• INSTRUCTION: Write the records below out in full, character for character, with no pictures.
***** DATA EXTRACT
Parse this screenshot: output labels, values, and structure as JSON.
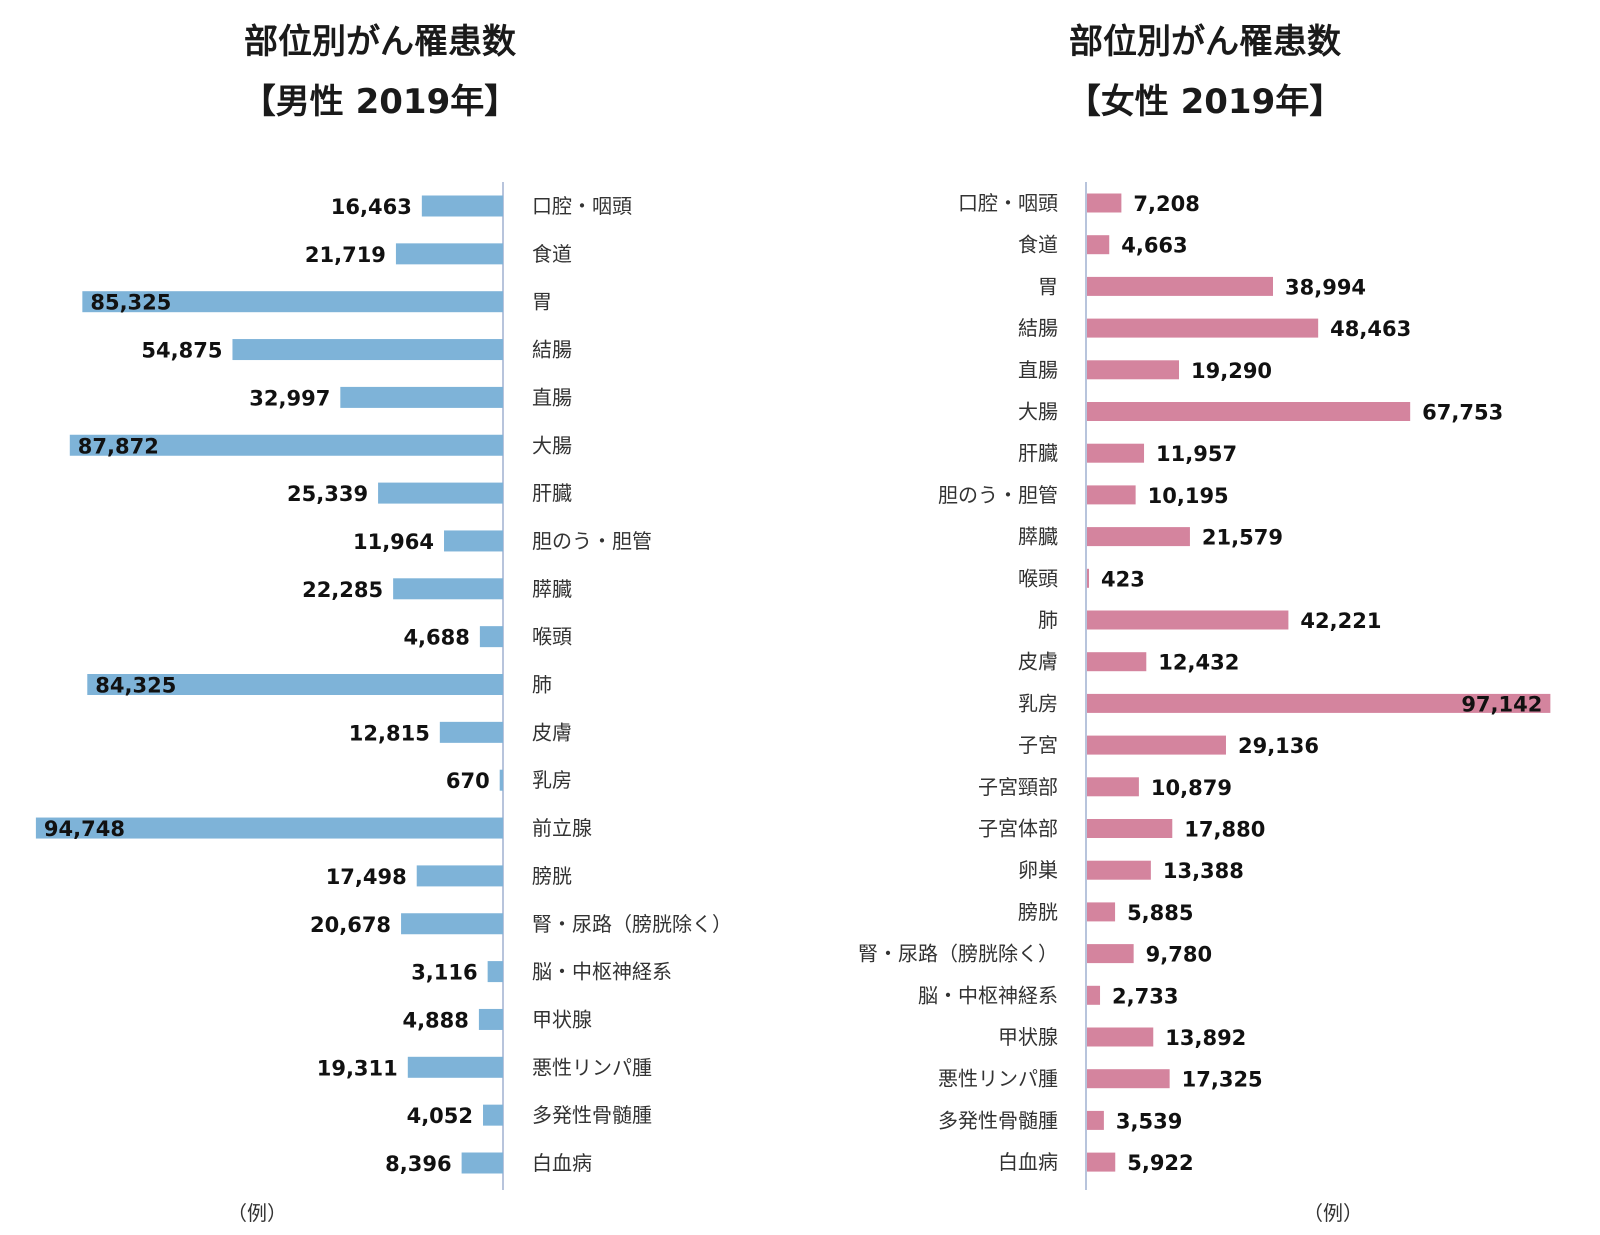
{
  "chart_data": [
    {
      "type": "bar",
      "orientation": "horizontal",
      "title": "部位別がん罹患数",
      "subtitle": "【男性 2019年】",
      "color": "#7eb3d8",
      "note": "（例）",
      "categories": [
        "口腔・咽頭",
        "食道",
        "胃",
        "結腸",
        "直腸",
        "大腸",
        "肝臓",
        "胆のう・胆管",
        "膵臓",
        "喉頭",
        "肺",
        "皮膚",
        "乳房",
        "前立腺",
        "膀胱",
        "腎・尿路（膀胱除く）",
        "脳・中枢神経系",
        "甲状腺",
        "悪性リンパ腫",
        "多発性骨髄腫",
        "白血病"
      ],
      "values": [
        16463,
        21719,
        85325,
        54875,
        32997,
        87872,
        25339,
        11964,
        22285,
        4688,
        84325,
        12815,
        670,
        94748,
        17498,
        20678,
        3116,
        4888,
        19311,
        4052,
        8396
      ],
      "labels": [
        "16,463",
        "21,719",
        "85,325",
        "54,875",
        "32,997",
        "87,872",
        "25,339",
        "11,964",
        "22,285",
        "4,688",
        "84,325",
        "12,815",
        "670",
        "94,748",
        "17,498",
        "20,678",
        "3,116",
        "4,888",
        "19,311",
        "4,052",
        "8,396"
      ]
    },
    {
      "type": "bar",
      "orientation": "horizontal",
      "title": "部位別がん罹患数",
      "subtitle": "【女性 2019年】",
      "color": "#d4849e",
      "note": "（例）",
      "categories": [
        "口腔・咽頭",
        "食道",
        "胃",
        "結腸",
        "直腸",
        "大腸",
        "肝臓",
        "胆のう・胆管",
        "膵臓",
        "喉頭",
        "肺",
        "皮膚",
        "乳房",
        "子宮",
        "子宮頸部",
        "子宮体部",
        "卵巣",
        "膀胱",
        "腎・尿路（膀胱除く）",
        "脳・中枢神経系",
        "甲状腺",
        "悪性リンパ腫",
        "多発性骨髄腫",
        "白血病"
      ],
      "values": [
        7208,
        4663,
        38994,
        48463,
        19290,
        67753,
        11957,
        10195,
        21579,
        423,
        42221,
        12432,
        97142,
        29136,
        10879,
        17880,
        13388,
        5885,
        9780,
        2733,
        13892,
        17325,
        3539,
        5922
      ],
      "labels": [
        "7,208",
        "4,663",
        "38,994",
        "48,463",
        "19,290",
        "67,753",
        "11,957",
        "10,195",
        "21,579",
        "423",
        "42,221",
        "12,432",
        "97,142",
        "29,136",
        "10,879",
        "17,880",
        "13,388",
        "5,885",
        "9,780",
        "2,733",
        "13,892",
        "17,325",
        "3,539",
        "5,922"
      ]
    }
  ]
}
**********
• RESPONSE TO THE EXERCISE:
Parse this screenshot: output labels, values, and structure as JSON.
{
  "chart_data": [
    {
      "type": "bar",
      "orientation": "horizontal",
      "title": "部位別がん罹患数",
      "subtitle": "【男性 2019年】",
      "color": "#7eb3d8",
      "note": "（例）",
      "categories": [
        "口腔・咽頭",
        "食道",
        "胃",
        "結腸",
        "直腸",
        "大腸",
        "肝臓",
        "胆のう・胆管",
        "膵臓",
        "喉頭",
        "肺",
        "皮膚",
        "乳房",
        "前立腺",
        "膀胱",
        "腎・尿路（膀胱除く）",
        "脳・中枢神経系",
        "甲状腺",
        "悪性リンパ腫",
        "多発性骨髄腫",
        "白血病"
      ],
      "values": [
        16463,
        21719,
        85325,
        54875,
        32997,
        87872,
        25339,
        11964,
        22285,
        4688,
        84325,
        12815,
        670,
        94748,
        17498,
        20678,
        3116,
        4888,
        19311,
        4052,
        8396
      ],
      "labels": [
        "16,463",
        "21,719",
        "85,325",
        "54,875",
        "32,997",
        "87,872",
        "25,339",
        "11,964",
        "22,285",
        "4,688",
        "84,325",
        "12,815",
        "670",
        "94,748",
        "17,498",
        "20,678",
        "3,116",
        "4,888",
        "19,311",
        "4,052",
        "8,396"
      ]
    },
    {
      "type": "bar",
      "orientation": "horizontal",
      "title": "部位別がん罹患数",
      "subtitle": "【女性 2019年】",
      "color": "#d4849e",
      "note": "（例）",
      "categories": [
        "口腔・咽頭",
        "食道",
        "胃",
        "結腸",
        "直腸",
        "大腸",
        "肝臓",
        "胆のう・胆管",
        "膵臓",
        "喉頭",
        "肺",
        "皮膚",
        "乳房",
        "子宮",
        "子宮頸部",
        "子宮体部",
        "卵巣",
        "膀胱",
        "腎・尿路（膀胱除く）",
        "脳・中枢神経系",
        "甲状腺",
        "悪性リンパ腫",
        "多発性骨髄腫",
        "白血病"
      ],
      "values": [
        7208,
        4663,
        38994,
        48463,
        19290,
        67753,
        11957,
        10195,
        21579,
        423,
        42221,
        12432,
        97142,
        29136,
        10879,
        17880,
        13388,
        5885,
        9780,
        2733,
        13892,
        17325,
        3539,
        5922
      ],
      "labels": [
        "7,208",
        "4,663",
        "38,994",
        "48,463",
        "19,290",
        "67,753",
        "11,957",
        "10,195",
        "21,579",
        "423",
        "42,221",
        "12,432",
        "97,142",
        "29,136",
        "10,879",
        "17,880",
        "13,388",
        "5,885",
        "9,780",
        "2,733",
        "13,892",
        "17,325",
        "3,539",
        "5,922"
      ]
    }
  ]
}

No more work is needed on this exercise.